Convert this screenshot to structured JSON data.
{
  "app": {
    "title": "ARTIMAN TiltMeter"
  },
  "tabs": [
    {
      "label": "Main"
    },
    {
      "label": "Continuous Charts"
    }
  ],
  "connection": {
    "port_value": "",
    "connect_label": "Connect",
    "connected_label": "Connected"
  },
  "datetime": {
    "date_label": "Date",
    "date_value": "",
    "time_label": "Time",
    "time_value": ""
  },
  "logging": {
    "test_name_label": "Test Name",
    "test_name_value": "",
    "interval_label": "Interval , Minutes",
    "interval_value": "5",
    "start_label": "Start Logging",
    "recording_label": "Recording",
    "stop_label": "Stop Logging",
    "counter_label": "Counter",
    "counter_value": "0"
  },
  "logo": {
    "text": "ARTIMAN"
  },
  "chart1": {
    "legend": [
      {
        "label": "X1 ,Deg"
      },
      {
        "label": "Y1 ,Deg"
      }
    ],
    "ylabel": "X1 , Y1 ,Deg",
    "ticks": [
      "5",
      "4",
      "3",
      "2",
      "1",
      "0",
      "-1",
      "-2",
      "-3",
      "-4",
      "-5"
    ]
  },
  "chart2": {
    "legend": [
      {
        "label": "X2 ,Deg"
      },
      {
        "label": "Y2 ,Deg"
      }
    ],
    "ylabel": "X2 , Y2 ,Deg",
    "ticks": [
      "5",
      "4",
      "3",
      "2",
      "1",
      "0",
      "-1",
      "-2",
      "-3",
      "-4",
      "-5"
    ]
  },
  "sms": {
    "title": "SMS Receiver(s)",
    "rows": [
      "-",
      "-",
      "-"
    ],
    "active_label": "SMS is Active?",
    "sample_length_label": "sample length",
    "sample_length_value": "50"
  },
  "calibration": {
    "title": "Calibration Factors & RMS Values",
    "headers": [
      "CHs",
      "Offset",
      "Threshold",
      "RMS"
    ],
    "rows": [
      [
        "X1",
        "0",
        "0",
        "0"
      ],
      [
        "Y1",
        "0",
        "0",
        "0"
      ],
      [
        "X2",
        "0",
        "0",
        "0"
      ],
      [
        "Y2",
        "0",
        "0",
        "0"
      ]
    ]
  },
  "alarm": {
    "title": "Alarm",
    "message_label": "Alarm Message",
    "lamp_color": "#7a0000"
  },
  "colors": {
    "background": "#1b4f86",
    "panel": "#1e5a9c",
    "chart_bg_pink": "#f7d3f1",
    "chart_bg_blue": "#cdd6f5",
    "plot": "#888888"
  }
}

========================================================================

▶ WHAT NEEDS TO BE DONE: From the entries above, copy each line holding "title".

▶ ANSWER FOR THE TASK:
    "title": "ARTIMAN TiltMeter"
    "title": "SMS Receiver(s)",
    "title": "Calibration Factors & RMS Values",
    "title": "Alarm",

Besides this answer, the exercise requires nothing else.